__YOUR TASK__. Check each line of the entries below for the string "Diogenes"; copy every line where it appears.

__DATA SUPPLIED__.
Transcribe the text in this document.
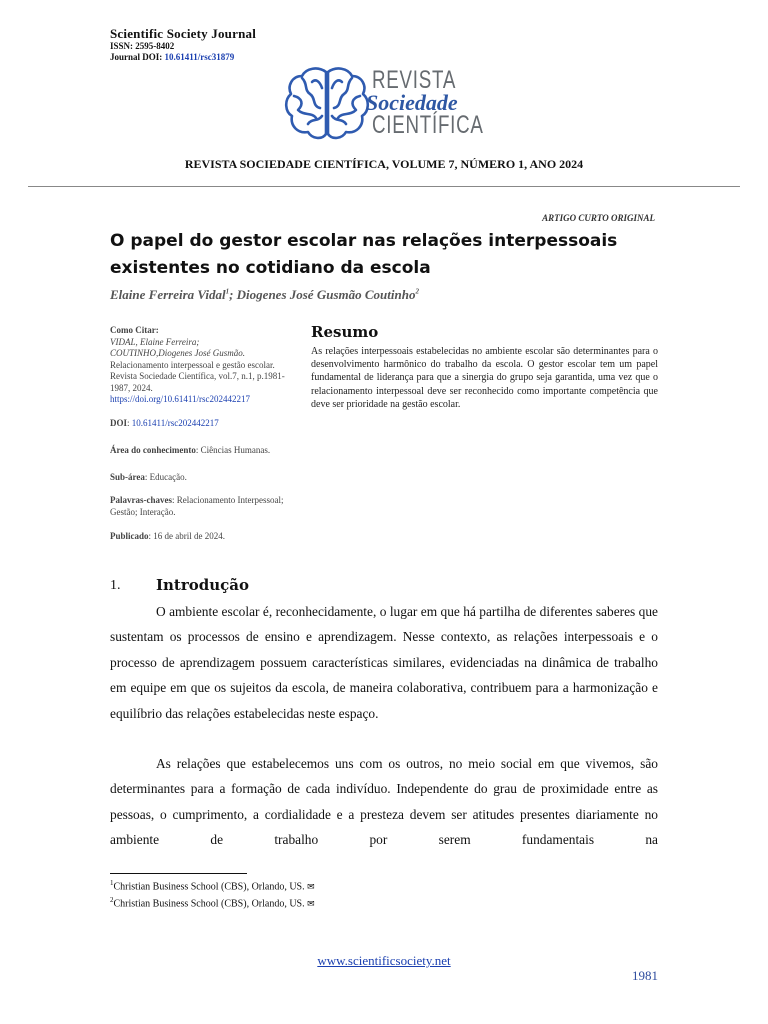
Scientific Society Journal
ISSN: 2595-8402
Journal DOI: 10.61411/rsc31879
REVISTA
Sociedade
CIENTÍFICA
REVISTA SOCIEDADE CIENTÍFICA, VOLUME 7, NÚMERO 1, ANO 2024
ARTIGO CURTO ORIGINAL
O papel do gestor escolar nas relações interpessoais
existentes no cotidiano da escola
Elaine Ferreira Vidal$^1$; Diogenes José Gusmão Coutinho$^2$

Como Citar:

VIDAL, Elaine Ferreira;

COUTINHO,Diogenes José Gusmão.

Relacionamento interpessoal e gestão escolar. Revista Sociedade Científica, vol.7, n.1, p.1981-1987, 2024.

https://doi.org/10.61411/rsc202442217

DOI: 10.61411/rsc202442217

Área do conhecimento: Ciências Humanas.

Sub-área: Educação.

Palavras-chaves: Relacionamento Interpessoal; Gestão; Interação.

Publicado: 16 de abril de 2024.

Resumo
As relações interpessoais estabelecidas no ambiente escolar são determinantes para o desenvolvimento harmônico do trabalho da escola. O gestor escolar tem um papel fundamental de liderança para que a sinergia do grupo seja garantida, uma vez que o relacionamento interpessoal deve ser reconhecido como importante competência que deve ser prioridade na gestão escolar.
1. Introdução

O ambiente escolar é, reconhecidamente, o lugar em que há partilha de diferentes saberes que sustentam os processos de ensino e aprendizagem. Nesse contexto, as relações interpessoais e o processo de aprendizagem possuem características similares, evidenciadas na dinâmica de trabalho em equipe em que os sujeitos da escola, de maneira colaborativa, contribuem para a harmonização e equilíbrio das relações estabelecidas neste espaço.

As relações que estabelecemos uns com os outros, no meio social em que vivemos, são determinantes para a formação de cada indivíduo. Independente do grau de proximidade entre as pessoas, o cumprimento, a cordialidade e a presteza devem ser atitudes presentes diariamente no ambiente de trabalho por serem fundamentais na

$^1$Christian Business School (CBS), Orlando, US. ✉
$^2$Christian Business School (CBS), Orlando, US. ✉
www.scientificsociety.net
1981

==

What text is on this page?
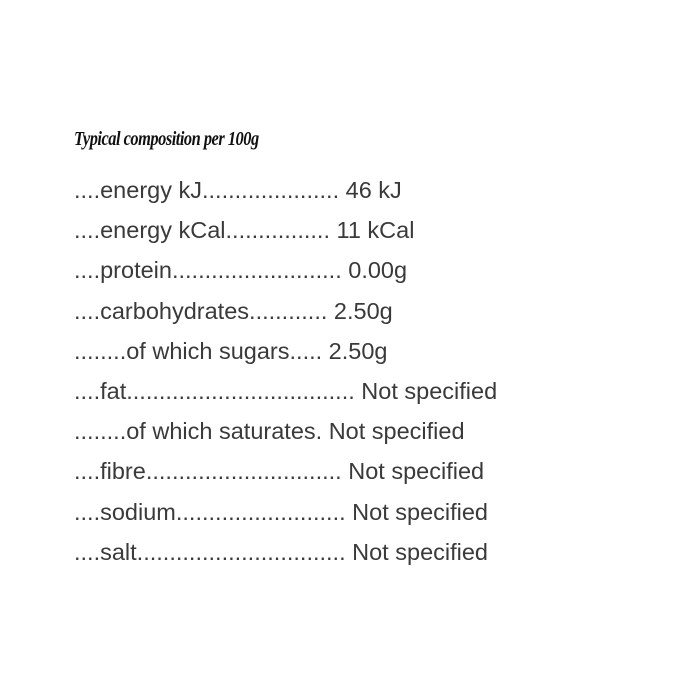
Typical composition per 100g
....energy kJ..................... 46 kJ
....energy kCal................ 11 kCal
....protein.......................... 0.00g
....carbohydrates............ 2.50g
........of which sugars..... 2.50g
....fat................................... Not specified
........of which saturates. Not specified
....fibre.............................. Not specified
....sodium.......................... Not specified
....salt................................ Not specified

__YOUR RESPONSE__.
Elaine Ferreira Vidal$^1$; Diogenes José Gusmão Coutinho$^2$
COUTINHO,Diogenes José Gusmão.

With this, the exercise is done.